* Begin *

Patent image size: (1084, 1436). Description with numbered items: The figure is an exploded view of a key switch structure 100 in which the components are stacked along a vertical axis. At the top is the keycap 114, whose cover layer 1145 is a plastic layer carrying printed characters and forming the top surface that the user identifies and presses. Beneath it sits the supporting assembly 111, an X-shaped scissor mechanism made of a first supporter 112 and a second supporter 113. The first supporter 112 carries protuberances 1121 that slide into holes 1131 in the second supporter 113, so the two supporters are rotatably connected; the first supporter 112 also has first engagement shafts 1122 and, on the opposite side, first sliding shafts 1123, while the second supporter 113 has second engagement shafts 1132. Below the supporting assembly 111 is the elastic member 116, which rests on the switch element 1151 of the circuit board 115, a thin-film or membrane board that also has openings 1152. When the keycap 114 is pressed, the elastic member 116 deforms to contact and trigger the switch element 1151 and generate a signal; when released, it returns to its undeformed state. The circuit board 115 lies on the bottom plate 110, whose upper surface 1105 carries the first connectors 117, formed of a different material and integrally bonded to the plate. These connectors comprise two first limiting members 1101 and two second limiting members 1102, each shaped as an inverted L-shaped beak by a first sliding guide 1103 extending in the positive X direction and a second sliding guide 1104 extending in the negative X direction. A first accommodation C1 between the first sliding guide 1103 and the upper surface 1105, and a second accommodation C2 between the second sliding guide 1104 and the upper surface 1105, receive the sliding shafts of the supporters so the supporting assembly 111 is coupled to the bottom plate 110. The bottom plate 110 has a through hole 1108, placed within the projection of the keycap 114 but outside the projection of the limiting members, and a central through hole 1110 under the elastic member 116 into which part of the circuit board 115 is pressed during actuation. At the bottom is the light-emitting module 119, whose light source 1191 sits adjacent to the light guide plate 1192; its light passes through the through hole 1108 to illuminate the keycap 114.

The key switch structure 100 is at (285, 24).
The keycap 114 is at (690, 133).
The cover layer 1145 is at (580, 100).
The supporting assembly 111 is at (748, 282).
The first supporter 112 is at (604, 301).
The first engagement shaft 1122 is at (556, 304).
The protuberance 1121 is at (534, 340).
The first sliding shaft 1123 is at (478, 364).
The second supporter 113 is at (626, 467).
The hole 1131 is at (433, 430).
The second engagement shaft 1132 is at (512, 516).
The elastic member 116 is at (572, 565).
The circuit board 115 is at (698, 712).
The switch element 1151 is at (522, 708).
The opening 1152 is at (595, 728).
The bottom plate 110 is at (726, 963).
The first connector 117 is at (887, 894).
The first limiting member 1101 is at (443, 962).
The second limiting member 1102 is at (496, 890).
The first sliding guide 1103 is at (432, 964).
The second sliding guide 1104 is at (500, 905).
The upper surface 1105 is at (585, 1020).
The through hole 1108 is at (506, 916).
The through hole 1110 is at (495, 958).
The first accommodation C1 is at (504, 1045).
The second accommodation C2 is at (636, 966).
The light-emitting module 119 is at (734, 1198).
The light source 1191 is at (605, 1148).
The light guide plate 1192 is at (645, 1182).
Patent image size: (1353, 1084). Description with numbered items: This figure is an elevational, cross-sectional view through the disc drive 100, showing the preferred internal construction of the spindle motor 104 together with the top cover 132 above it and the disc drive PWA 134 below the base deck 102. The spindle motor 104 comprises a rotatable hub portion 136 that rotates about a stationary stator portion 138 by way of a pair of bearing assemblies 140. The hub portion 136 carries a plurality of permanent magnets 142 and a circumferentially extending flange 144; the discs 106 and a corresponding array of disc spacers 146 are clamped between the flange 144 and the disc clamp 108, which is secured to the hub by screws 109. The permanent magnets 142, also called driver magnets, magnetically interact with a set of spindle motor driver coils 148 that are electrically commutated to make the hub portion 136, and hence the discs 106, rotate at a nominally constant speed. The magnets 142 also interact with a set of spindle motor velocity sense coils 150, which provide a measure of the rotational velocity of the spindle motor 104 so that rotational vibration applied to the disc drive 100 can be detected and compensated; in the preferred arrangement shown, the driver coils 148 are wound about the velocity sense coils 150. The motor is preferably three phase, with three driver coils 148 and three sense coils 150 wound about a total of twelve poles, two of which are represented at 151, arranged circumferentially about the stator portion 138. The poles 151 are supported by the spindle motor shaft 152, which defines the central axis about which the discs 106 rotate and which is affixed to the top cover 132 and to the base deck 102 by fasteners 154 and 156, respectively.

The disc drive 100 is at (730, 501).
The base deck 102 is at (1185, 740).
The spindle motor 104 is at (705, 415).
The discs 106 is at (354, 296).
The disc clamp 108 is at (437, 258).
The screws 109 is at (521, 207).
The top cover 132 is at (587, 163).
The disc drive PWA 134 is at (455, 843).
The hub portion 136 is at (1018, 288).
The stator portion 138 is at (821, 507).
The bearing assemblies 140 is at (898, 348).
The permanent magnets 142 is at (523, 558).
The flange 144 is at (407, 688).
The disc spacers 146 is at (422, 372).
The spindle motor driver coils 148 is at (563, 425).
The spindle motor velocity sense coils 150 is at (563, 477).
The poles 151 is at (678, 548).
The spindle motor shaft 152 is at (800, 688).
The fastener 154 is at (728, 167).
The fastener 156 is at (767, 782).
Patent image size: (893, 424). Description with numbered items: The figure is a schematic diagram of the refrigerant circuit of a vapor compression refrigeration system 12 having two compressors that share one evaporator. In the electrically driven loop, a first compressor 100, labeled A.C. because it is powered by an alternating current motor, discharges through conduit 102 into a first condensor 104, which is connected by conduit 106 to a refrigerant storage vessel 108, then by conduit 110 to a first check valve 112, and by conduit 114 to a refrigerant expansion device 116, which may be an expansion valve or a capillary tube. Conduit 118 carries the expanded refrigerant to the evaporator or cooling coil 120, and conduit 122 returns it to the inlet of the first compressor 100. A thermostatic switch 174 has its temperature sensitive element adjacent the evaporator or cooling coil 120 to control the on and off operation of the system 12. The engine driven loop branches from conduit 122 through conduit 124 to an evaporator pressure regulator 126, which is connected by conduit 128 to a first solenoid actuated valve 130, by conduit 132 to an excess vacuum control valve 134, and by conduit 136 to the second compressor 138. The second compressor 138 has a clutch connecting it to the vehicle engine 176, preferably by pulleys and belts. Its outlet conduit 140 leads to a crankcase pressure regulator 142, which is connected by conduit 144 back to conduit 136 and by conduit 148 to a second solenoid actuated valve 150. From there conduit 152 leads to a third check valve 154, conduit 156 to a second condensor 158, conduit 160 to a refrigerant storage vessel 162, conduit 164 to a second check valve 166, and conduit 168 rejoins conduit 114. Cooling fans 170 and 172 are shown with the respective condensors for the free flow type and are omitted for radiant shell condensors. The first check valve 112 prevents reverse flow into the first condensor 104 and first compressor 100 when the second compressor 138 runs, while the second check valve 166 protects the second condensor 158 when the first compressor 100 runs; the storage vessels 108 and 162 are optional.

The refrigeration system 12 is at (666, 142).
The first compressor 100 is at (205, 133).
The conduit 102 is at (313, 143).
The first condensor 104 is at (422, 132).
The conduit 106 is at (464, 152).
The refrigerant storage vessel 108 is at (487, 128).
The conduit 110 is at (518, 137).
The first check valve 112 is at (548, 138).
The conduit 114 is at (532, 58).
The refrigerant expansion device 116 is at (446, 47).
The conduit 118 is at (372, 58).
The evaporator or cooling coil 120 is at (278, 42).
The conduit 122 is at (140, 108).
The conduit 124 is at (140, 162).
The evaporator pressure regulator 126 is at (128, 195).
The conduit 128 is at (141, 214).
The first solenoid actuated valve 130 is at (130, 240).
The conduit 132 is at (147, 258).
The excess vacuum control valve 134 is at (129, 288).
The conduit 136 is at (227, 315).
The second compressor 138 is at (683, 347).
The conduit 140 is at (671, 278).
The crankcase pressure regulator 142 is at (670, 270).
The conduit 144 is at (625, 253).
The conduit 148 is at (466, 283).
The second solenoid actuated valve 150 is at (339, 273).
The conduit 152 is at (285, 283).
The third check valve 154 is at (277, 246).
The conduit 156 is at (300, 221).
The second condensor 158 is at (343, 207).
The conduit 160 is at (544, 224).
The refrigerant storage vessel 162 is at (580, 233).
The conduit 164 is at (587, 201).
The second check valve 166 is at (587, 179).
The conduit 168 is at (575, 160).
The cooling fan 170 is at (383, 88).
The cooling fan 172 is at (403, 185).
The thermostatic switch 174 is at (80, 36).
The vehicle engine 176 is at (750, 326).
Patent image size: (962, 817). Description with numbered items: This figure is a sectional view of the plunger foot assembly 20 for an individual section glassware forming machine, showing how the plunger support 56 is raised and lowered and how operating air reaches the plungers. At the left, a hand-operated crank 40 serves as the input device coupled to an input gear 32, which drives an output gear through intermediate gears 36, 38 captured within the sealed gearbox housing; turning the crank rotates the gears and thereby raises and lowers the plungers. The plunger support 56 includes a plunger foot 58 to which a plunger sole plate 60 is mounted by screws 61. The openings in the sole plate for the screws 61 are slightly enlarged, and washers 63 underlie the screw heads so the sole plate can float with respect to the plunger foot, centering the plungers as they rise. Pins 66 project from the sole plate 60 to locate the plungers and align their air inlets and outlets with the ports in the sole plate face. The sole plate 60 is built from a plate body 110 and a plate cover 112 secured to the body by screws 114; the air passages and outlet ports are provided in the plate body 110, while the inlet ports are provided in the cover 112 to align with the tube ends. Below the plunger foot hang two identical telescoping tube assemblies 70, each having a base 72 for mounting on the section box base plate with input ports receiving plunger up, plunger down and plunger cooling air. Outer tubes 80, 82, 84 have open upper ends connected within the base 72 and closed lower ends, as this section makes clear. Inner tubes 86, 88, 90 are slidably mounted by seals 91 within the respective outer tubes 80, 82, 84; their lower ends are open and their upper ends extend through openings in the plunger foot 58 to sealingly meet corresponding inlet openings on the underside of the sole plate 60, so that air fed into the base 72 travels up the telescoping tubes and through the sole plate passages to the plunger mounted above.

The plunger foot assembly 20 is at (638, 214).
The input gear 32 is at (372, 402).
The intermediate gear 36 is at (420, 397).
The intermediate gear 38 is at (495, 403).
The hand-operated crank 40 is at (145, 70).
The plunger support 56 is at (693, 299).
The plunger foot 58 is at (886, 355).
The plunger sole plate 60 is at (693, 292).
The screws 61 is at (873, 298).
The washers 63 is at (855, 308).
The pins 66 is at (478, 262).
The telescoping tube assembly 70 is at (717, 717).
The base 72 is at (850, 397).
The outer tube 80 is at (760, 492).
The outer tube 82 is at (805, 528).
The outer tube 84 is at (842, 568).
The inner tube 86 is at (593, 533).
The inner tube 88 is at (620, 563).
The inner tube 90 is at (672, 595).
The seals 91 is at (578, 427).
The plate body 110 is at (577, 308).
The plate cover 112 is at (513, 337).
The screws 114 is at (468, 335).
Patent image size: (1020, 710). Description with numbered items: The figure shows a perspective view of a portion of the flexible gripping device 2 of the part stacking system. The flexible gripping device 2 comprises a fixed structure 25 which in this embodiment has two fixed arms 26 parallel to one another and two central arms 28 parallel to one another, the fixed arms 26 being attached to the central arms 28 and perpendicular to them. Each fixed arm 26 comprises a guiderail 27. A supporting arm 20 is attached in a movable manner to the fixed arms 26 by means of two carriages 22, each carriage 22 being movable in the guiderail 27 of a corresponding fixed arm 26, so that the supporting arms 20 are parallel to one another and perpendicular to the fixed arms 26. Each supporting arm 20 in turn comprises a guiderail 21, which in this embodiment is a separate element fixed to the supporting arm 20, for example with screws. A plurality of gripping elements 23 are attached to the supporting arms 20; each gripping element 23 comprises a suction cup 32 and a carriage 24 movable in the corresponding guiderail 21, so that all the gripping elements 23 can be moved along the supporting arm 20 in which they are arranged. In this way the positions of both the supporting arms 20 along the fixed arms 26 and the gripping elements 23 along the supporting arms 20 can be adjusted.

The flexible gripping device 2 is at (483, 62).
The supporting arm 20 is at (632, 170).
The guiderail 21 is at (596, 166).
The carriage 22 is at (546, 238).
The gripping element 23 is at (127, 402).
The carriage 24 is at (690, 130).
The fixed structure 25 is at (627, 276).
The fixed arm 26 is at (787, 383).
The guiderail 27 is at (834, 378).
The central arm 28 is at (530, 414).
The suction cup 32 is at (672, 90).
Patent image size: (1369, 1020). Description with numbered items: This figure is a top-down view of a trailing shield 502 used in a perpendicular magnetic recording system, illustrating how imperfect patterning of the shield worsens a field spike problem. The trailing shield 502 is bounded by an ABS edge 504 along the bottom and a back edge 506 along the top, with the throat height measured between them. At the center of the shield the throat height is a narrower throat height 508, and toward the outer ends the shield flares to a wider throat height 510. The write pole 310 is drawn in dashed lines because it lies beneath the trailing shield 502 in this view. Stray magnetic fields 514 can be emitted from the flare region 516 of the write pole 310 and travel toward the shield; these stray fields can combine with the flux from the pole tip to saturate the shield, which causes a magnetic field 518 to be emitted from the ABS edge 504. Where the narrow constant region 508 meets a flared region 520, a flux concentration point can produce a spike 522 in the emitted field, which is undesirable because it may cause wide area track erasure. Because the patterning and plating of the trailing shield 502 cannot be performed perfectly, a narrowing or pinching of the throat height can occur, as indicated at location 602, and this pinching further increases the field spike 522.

* End *

* **CHALLENGE**
Write out the stretch of the listing from the line containing "Patent image size: (1353, 1084)." through the line containing "The hub portion 136 is at (1018, 288).", both included, and nothing else.

* **EXPECTED ANSWER**
Patent image size: (1353, 1084). Description with numbered items: This figure is an elevational, cross-sectional view through the disc drive 100, showing the preferred internal construction of the spindle motor 104 together with the top cover 132 above it and the disc drive PWA 134 below the base deck 102. The spindle motor 104 comprises a rotatable hub portion 136 that rotates about a stationary stator portion 138 by way of a pair of bearing assemblies 140. The hub portion 136 carries a plurality of permanent magnets 142 and a circumferentially extending flange 144; the discs 106 and a corresponding array of disc spacers 146 are clamped between the flange 144 and the disc clamp 108, which is secured to the hub by screws 109. The permanent magnets 142, also called driver magnets, magnetically interact with a set of spindle motor driver coils 148 that are electrically commutated to make the hub portion 136, and hence the discs 106, rotate at a nominally constant speed. The magnets 142 also interact with a set of spindle motor velocity sense coils 150, which provide a measure of the rotational velocity of the spindle motor 104 so that rotational vibration applied to the disc drive 100 can be detected and compensated; in the preferred arrangement shown, the driver coils 148 are wound about the velocity sense coils 150. The motor is preferably three phase, with three driver coils 148 and three sense coils 150 wound about a total of twelve poles, two of which are represented at 151, arranged circumferentially about the stator portion 138. The poles 151 are supported by the spindle motor shaft 152, which defines the central axis about which the discs 106 rotate and which is affixed to the top cover 132 and to the base deck 102 by fasteners 154 and 156, respectively.

The disc drive 100 is at (730, 501).
The base deck 102 is at (1185, 740).
The spindle motor 104 is at (705, 415).
The discs 106 is at (354, 296).
The disc clamp 108 is at (437, 258).
The screws 109 is at (521, 207).
The top cover 132 is at (587, 163).
The disc drive PWA 134 is at (455, 843).
The hub portion 136 is at (1018, 288).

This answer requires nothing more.